Among the lines below, how many carry the string "energy"? Reply with a number and nothing else.
___ Provided data ___
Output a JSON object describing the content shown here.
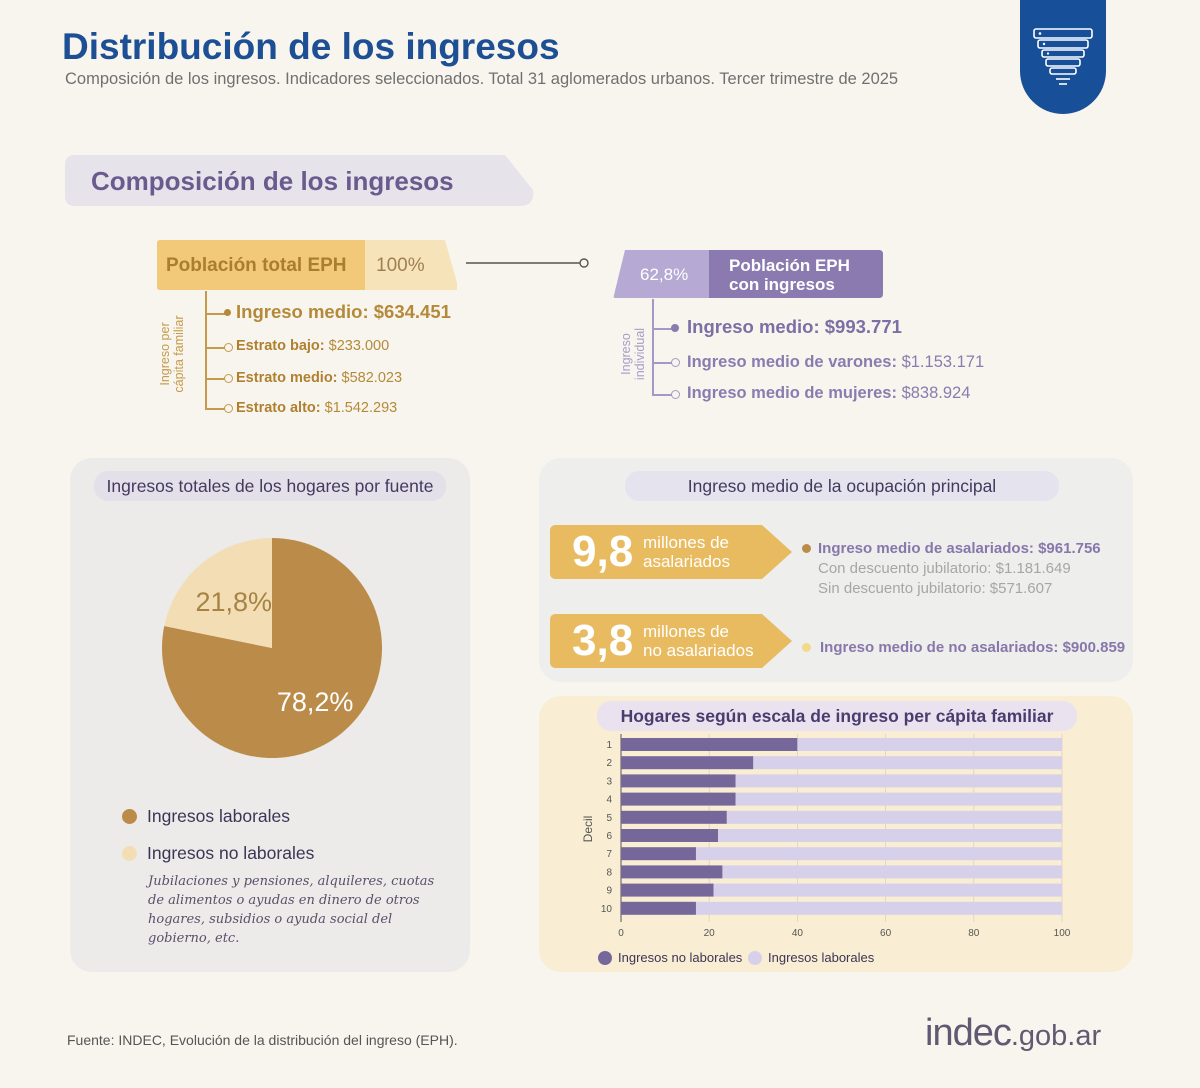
{
  "header": {
    "title": "Distribución de los ingresos",
    "subtitle": "Composición de los ingresos. Indicadores seleccionados. Total 31 aglomerados urbanos. Tercer trimestre de 2025"
  },
  "section": {
    "title": "Composición de los ingresos"
  },
  "poblacion_total": {
    "label": "Población total EPH",
    "pct": "100%",
    "axis_label_line1": "Ingreso per",
    "axis_label_line2": "cápita familiar",
    "items": [
      {
        "label": "Ingreso medio:",
        "value": "$634.451"
      },
      {
        "label": "Estrato bajo:",
        "value": "$233.000"
      },
      {
        "label": "Estrato medio:",
        "value": "$582.023"
      },
      {
        "label": "Estrato alto:",
        "value": "$1.542.293"
      }
    ]
  },
  "poblacion_con_ingresos": {
    "pct": "62,8%",
    "label_line1": "Población EPH",
    "label_line2": "con ingresos",
    "axis_label_line1": "Ingreso",
    "axis_label_line2": "individual",
    "items": [
      {
        "label": "Ingreso medio:",
        "value": "$993.771"
      },
      {
        "label": "Ingreso medio de varones:",
        "value": "$1.153.171"
      },
      {
        "label": "Ingreso medio de mujeres:",
        "value": "$838.924"
      }
    ]
  },
  "colors": {
    "gold": "#bb8c49",
    "light_gold": "#f3ddb5",
    "purple": "#76679b",
    "lavender": "#d7d0ea",
    "title_blue": "#1d4f94",
    "badge_blue": "#174f99",
    "arrow_gold": "#e8bb60"
  },
  "icons": {
    "badge": "stacked-layers-icon",
    "connector": "line-connector-icon"
  },
  "ocupacion": {
    "title": "Ingreso medio de la ocupación principal",
    "asalariados": {
      "number": "9,8",
      "label_line1": "millones de",
      "label_line2": "asalariados",
      "main": "Ingreso medio de asalariados: $961.756",
      "sub1": "Con descuento jubilatorio: $1.181.649",
      "sub2": "Sin descuento jubilatorio: $571.607"
    },
    "no_asalariados": {
      "number": "3,8",
      "label_line1": "millones de",
      "label_line2": "no asalariados",
      "main": "Ingreso medio de no asalariados: $900.859"
    }
  },
  "pie_panel": {
    "title": "Ingresos totales de los hogares por fuente",
    "legend": [
      "Ingresos laborales",
      "Ingresos no laborales"
    ],
    "note": "Jubilaciones y pensiones, alquileres, cuotas de alimentos o ayudas en dinero de otros hogares, subsidios o ayuda social del gobierno, etc."
  },
  "bars_panel": {
    "title": "Hogares según escala de ingreso per cápita familiar",
    "legend": [
      "Ingresos no laborales",
      "Ingresos laborales"
    ]
  },
  "chart_data": [
    {
      "type": "pie",
      "title": "Ingresos totales de los hogares por fuente",
      "labels": [
        "Ingresos laborales",
        "Ingresos no laborales"
      ],
      "values": [
        78.2,
        21.8
      ],
      "value_labels": [
        "78,2%",
        "21,8%"
      ],
      "colors": [
        "#bb8c49",
        "#f3ddb5"
      ]
    },
    {
      "type": "bar",
      "orientation": "horizontal",
      "stacked": true,
      "title": "Hogares según escala de ingreso per cápita familiar",
      "ylabel": "Decil",
      "categories": [
        "1",
        "2",
        "3",
        "4",
        "5",
        "6",
        "7",
        "8",
        "9",
        "10"
      ],
      "xlim": [
        0,
        100
      ],
      "xticks": [
        0,
        20,
        40,
        60,
        80,
        100
      ],
      "grid": true,
      "legend": "bottom-left",
      "series": [
        {
          "name": "Ingresos no laborales",
          "color": "#76679b",
          "values": [
            40,
            30,
            26,
            26,
            24,
            22,
            17,
            23,
            21,
            17
          ]
        },
        {
          "name": "Ingresos laborales",
          "color": "#d7d0ea",
          "values": [
            60,
            70,
            74,
            74,
            76,
            78,
            83,
            77,
            79,
            83
          ]
        }
      ]
    }
  ],
  "footer": {
    "source": "Fuente: INDEC, Evolución de la distribución del ingreso (EPH).",
    "logo_main": "indec",
    "logo_tail": ".gob.ar"
  }
}
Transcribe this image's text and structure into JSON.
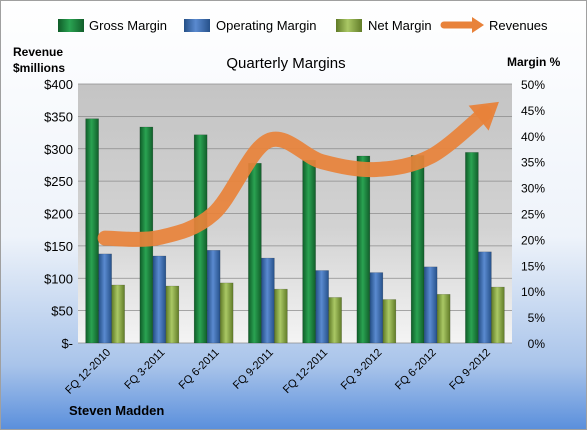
{
  "chart_data": {
    "type": "bar",
    "title": "Quarterly Margins",
    "company": "Steven Madden",
    "left_axis": {
      "title_line1": "Revenue",
      "title_line2": "$millions",
      "min": 0,
      "max": 400,
      "step": 50,
      "ticks": [
        "$-",
        "$50",
        "$100",
        "$150",
        "$200",
        "$250",
        "$300",
        "$350",
        "$400"
      ]
    },
    "right_axis": {
      "title": "Margin %",
      "min": 0,
      "max": 50,
      "step": 5,
      "ticks": [
        "0%",
        "5%",
        "10%",
        "15%",
        "20%",
        "25%",
        "30%",
        "35%",
        "40%",
        "45%",
        "50%"
      ]
    },
    "categories": [
      "FQ 12-2010",
      "FQ 3-2011",
      "FQ 6-2011",
      "FQ 9-2011",
      "FQ 12-2011",
      "FQ 3-2012",
      "FQ 6-2012",
      "FQ 9-2012"
    ],
    "series": [
      {
        "name": "Gross Margin",
        "axis": "right",
        "type": "bar",
        "color": "#1e7f3e",
        "values": [
          43.3,
          41.7,
          40.2,
          34.7,
          35.3,
          36.1,
          36.2,
          36.8
        ]
      },
      {
        "name": "Operating Margin",
        "axis": "right",
        "type": "bar",
        "color": "#3f6fae",
        "values": [
          17.2,
          16.8,
          17.9,
          16.4,
          14.0,
          13.6,
          14.7,
          17.6
        ]
      },
      {
        "name": "Net Margin",
        "axis": "right",
        "type": "bar",
        "color": "#8fae48",
        "values": [
          11.2,
          11.0,
          11.6,
          10.4,
          8.8,
          8.4,
          9.4,
          10.8
        ]
      },
      {
        "name": "Revenues",
        "axis": "left",
        "type": "line",
        "color": "#e8823a",
        "values": [
          162,
          163,
          200,
          312,
          280,
          268,
          288,
          355
        ]
      }
    ],
    "legend_position": "top",
    "grid": true
  }
}
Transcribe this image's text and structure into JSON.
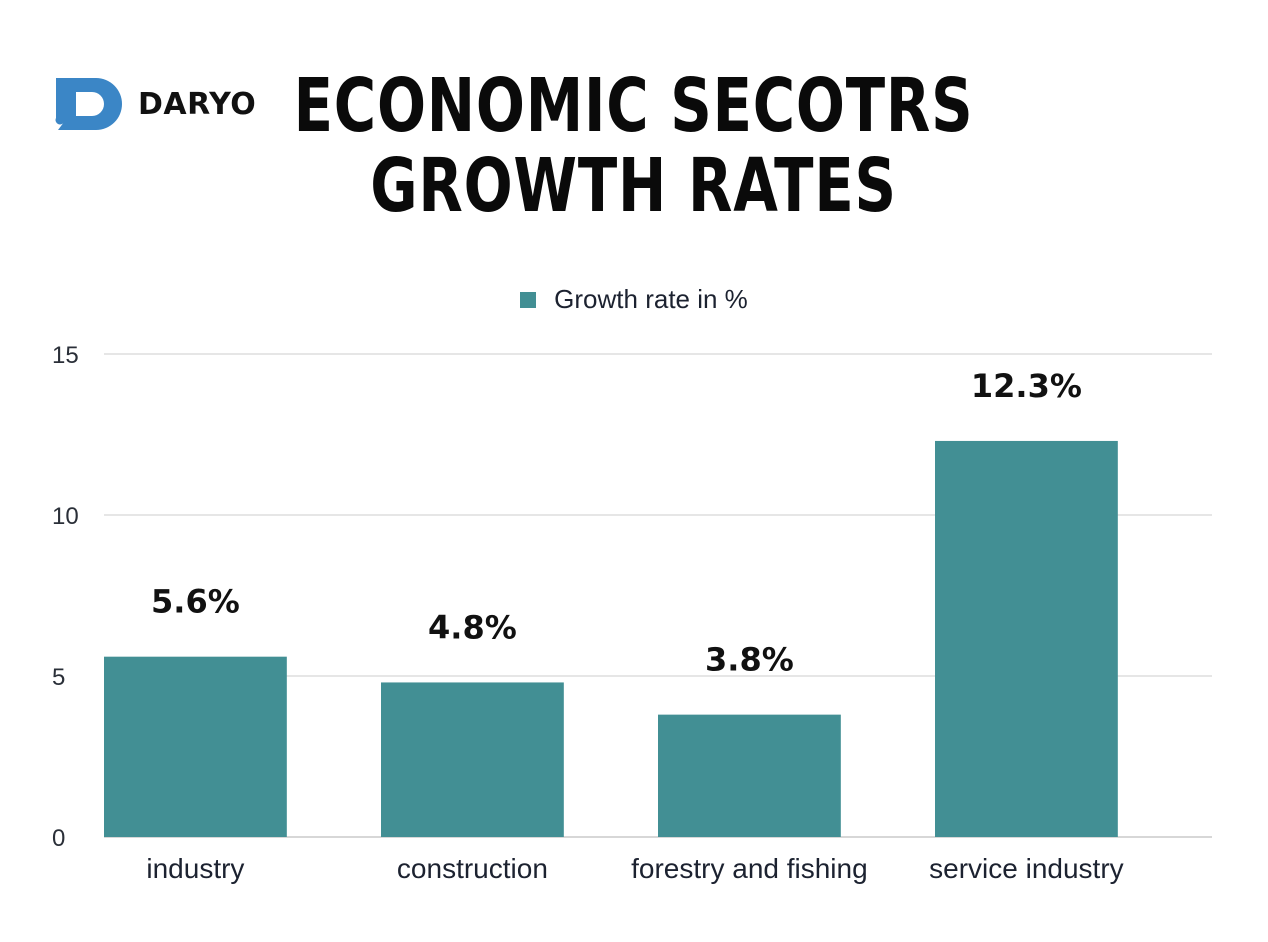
{
  "logo": {
    "text": "DARYO",
    "color": "#3b86c6"
  },
  "title": {
    "line1": "ECONOMIC SECOTRS",
    "line2": "GROWTH RATES"
  },
  "colors": {
    "bar": "#428f94",
    "grid": "#d8d8d8",
    "axis": "#bfbfbf"
  },
  "chart_data": {
    "type": "bar",
    "categories": [
      "industry",
      "construction",
      "forestry and fishing",
      "service industry"
    ],
    "series": [
      {
        "name": "Growth rate in %",
        "values": [
          5.6,
          4.8,
          3.8,
          12.3
        ],
        "labels": [
          "5.6%",
          "4.8%",
          "3.8%",
          "12.3%"
        ]
      }
    ],
    "ylim": [
      0,
      15
    ],
    "yticks": [
      0,
      5,
      10,
      15
    ],
    "grid": true,
    "legend": "top-center"
  }
}
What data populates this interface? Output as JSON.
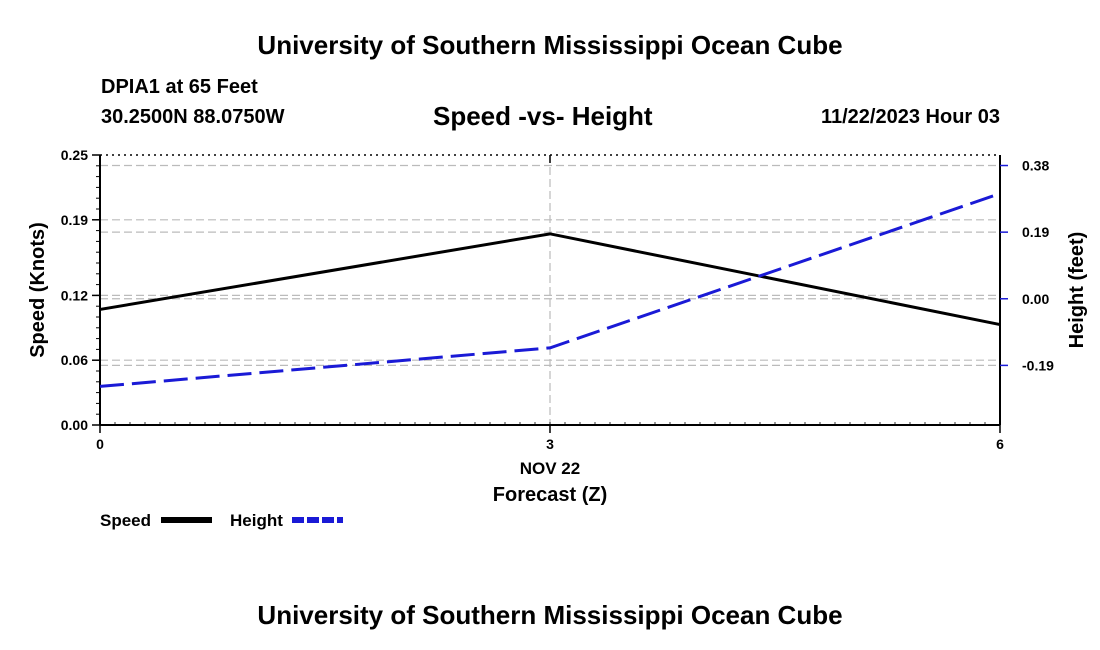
{
  "header": {
    "org_title": "University of Southern Mississippi Ocean Cube",
    "station": "DPIA1 at 65 Feet",
    "coords": "30.2500N  88.0750W",
    "valid_time": "11/22/2023 Hour 03",
    "footer_title": "University of Southern Mississippi Ocean Cube"
  },
  "chart_data": {
    "type": "line",
    "title": "Speed -vs- Height",
    "xlabel": "Forecast (Z)",
    "date_label": "NOV 22",
    "x": [
      0,
      3,
      6
    ],
    "x_ticks": [
      "0",
      "3",
      "6"
    ],
    "left_axis": {
      "label": "Speed (Knots)",
      "ylim": [
        0,
        0.25
      ],
      "ticks": [
        0.0,
        0.06,
        0.12,
        0.19,
        0.25
      ],
      "tick_labels": [
        "0.00",
        "0.06",
        "0.12",
        "0.19",
        "0.25"
      ]
    },
    "right_axis": {
      "label": "Height (feet)",
      "ylim": [
        -0.36,
        0.41
      ],
      "ticks": [
        -0.19,
        0.0,
        0.19,
        0.38
      ],
      "tick_labels": [
        "-0.19",
        "0.00",
        "0.19",
        "0.38"
      ]
    },
    "series": [
      {
        "name": "Speed",
        "axis": "left",
        "values": [
          0.107,
          0.177,
          0.093
        ],
        "color": "#000000",
        "style": "solid"
      },
      {
        "name": "Height",
        "axis": "right",
        "values": [
          -0.25,
          -0.14,
          0.3
        ],
        "color": "#1a1ad6",
        "style": "dashed"
      }
    ],
    "gridlines": true,
    "legend": {
      "position": "bottom-left",
      "labels": [
        "Speed",
        "Height"
      ]
    }
  }
}
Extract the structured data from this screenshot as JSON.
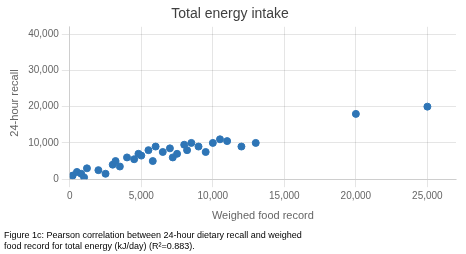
{
  "chart_data": {
    "type": "scatter",
    "title": "Total energy intake",
    "xlabel": "Weighed food record",
    "ylabel": "24-hour recall",
    "caption": "Figure 1c: Pearson correlation between 24-hour dietary recall and weighed\nfood record for total energy (kJ/day) (R²=0.883).",
    "x": [
      200,
      500,
      800,
      1000,
      1200,
      2000,
      2500,
      3000,
      3200,
      3500,
      4000,
      4500,
      4800,
      5000,
      5500,
      5800,
      6000,
      6500,
      7000,
      7200,
      7500,
      8000,
      8200,
      8500,
      9000,
      9500,
      10000,
      10500,
      11000,
      12000,
      13000,
      20000,
      25000
    ],
    "values": [
      1000,
      2000,
      1500,
      500,
      3000,
      2500,
      1500,
      4000,
      5000,
      3500,
      6000,
      5500,
      7000,
      6500,
      8000,
      5000,
      9000,
      7500,
      8500,
      6000,
      7000,
      9500,
      8000,
      10000,
      9000,
      7500,
      10000,
      11000,
      10500,
      9000,
      10000,
      18000,
      20000
    ],
    "color": "#2E75B6",
    "xlim": [
      0,
      27000
    ],
    "ylim": [
      0,
      42000
    ],
    "xticks": [
      0,
      {
        "value": 5000,
        "label": "5,000"
      },
      {
        "value": 10000,
        "label": "10,000"
      },
      {
        "value": 15000,
        "label": "15,000"
      },
      {
        "value": 20000,
        "label": "20,000"
      },
      {
        "value": 25000,
        "label": "25,000"
      }
    ],
    "yticks": [
      0,
      {
        "value": 10000,
        "label": "10,000"
      },
      {
        "value": 20000,
        "label": "20,000"
      },
      {
        "value": 30000,
        "label": "30,000"
      },
      {
        "value": 40000,
        "label": "40,000"
      }
    ],
    "grid": true
  }
}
___
● Reply to the exercise: 2